Short task 1: From the passage on the Glassdoor awards, list each aspect that an employee's company review covers.
Short task 2:
Answer these questions using the passage on the Glassdoor awards, and label your answers (a), (b) and (c).
(a) How many local companies earned top ratings?
(b) Besides the U.S., in how many countries were Best Places to Work honored?
(c) On what basis are winners ranked?
Short task 3: Retype the passage on the Glassdoor awards word for word, starting at "Four local companies" and ending at "during the past year.".

Selected extract:
·····
Four local companies earned top ratings in a recent poll based on employee's reviews of the Best Places to Work in 2020.

Glassdoor, one of the world’s largest job and recruiting sites, has announced the winners of its 12th annual Employees’ Choice Awards, honoring the Best Places to Work in 2020 across the U.S. and eight other countries. The Glassdoor Employees’ Choice Awards are based on the input of employees who voluntarily provide anonymous feedback by completing a company review about their job, work environment, and employer over the past year.

The awards feature ten distinct categories, showing 100 Best Places to Work (honoring employers with 1,000 or more employees) and 50 Best Small & Medium Companies to Work For (honoring employers with fewer than 1,000 employees) in the U.S. Winners are ranked based on their overall rating achieved during the past year.
·····
Data block:

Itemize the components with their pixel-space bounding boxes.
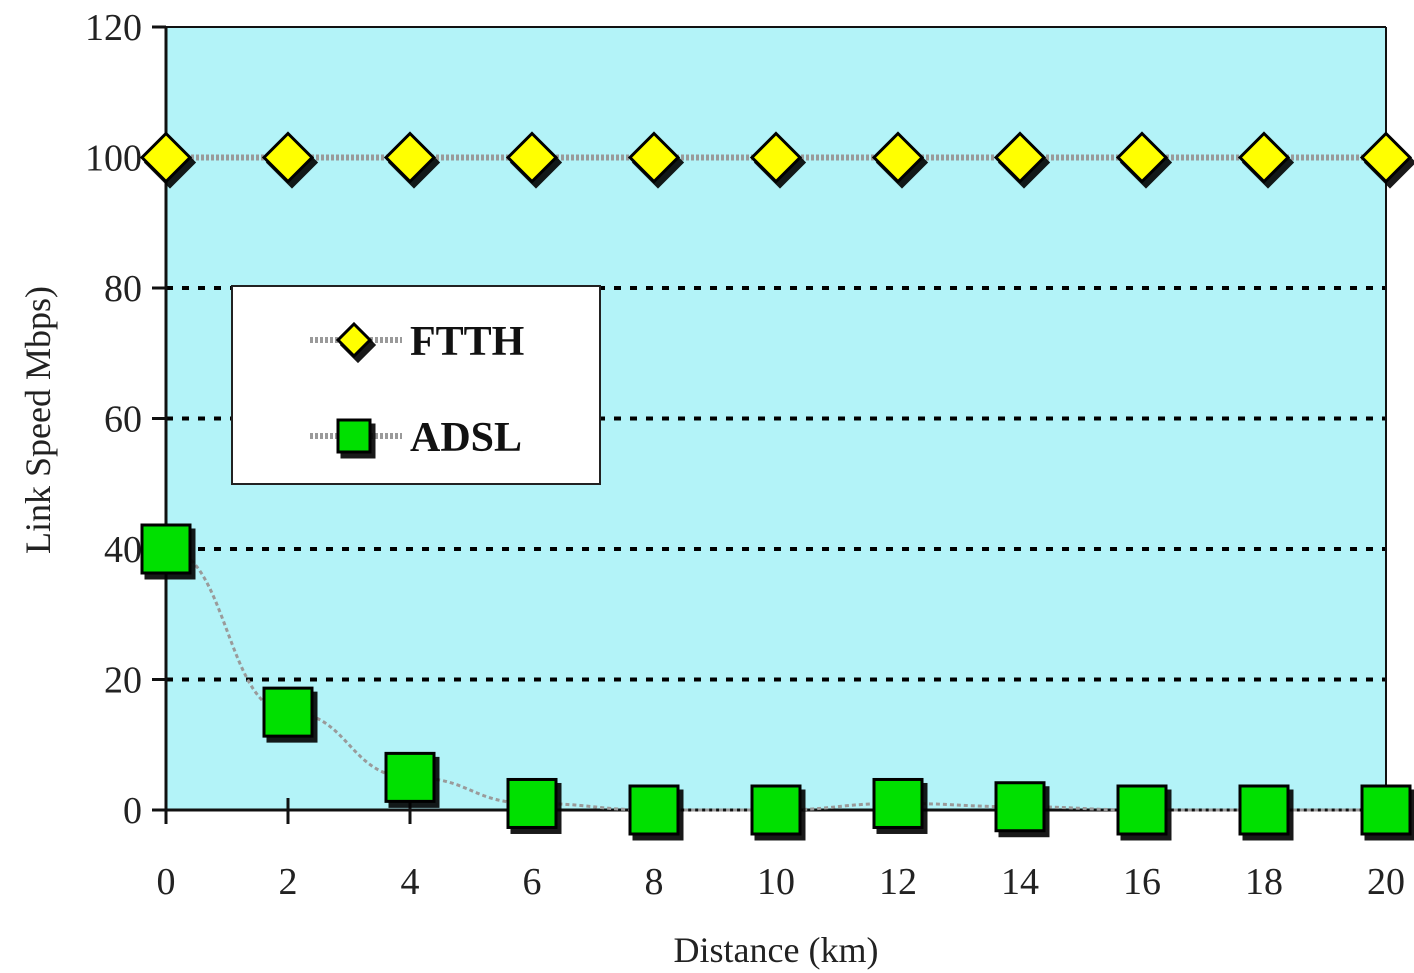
·····
Full output 1:
- Their job
- Work environment
- Employer

Full output 2:
(a) Four.
(b) Eight.
(c) Their overall rating achieved during the past year.

Full output 3:
Four local companies earned top ratings in a recent poll based on employee's reviews of the Best Places to Work in 2020.

Glassdoor, one of the world’s largest job and recruiting sites, has announced the winners of its 12th annual Employees’ Choice Awards, honoring the Best Places to Work in 2020 across the U.S. and eight other countries. The Glassdoor Employees’ Choice Awards are based on the input of employees who voluntarily provide anonymous feedback by completing a company review about their job, work environment, and employer over the past year.

The awards feature ten distinct categories, showing 100 Best Places to Work (honoring employers with 1,000 or more employees) and 50 Best Small & Medium Companies to Work For (honoring employers with fewer than 1,000 employees) in the U.S. Winners are ranked based on their overall rating achieved during the past year.